### Data entries for graphics:
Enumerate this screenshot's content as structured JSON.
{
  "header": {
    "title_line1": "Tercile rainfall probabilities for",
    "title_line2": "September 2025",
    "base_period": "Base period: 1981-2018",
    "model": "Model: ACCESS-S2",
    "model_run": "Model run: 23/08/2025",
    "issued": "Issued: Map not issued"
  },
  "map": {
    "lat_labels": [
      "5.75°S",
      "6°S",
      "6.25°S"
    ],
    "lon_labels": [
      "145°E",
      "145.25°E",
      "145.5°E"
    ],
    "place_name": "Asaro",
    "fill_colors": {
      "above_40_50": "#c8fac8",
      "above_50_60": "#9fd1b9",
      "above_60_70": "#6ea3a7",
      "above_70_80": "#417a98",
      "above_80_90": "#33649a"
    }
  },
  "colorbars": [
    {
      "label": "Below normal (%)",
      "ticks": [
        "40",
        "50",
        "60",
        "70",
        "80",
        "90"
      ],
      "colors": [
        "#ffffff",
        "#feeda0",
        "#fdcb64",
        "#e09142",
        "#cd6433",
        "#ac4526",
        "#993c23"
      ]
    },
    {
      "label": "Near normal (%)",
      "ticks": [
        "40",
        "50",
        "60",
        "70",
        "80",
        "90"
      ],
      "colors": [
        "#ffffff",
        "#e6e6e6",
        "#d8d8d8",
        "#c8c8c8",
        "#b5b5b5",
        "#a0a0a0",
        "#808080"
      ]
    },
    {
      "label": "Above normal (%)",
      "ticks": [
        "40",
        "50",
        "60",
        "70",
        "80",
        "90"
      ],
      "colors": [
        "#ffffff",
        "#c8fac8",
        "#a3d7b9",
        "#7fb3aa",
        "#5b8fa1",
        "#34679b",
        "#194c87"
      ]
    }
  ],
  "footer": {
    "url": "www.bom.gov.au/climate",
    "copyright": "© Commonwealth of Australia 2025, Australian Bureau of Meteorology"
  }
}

### TASK PROMPT:
Exactly as written, please output every entry.

### ANSWER IN FULL:
Enumerate this screenshot's content as structured JSON.
{
  "header": {
    "title_line1": "Tercile rainfall probabilities for",
    "title_line2": "September 2025",
    "base_period": "Base period: 1981-2018",
    "model": "Model: ACCESS-S2",
    "model_run": "Model run: 23/08/2025",
    "issued": "Issued: Map not issued"
  },
  "map": {
    "lat_labels": [
      "5.75°S",
      "6°S",
      "6.25°S"
    ],
    "lon_labels": [
      "145°E",
      "145.25°E",
      "145.5°E"
    ],
    "place_name": "Asaro",
    "fill_colors": {
      "above_40_50": "#c8fac8",
      "above_50_60": "#9fd1b9",
      "above_60_70": "#6ea3a7",
      "above_70_80": "#417a98",
      "above_80_90": "#33649a"
    }
  },
  "colorbars": [
    {
      "label": "Below normal (%)",
      "ticks": [
        "40",
        "50",
        "60",
        "70",
        "80",
        "90"
      ],
      "colors": [
        "#ffffff",
        "#feeda0",
        "#fdcb64",
        "#e09142",
        "#cd6433",
        "#ac4526",
        "#993c23"
      ]
    },
    {
      "label": "Near normal (%)",
      "ticks": [
        "40",
        "50",
        "60",
        "70",
        "80",
        "90"
      ],
      "colors": [
        "#ffffff",
        "#e6e6e6",
        "#d8d8d8",
        "#c8c8c8",
        "#b5b5b5",
        "#a0a0a0",
        "#808080"
      ]
    },
    {
      "label": "Above normal (%)",
      "ticks": [
        "40",
        "50",
        "60",
        "70",
        "80",
        "90"
      ],
      "colors": [
        "#ffffff",
        "#c8fac8",
        "#a3d7b9",
        "#7fb3aa",
        "#5b8fa1",
        "#34679b",
        "#194c87"
      ]
    }
  ],
  "footer": {
    "url": "www.bom.gov.au/climate",
    "copyright": "© Commonwealth of Australia 2025, Australian Bureau of Meteorology"
  }
}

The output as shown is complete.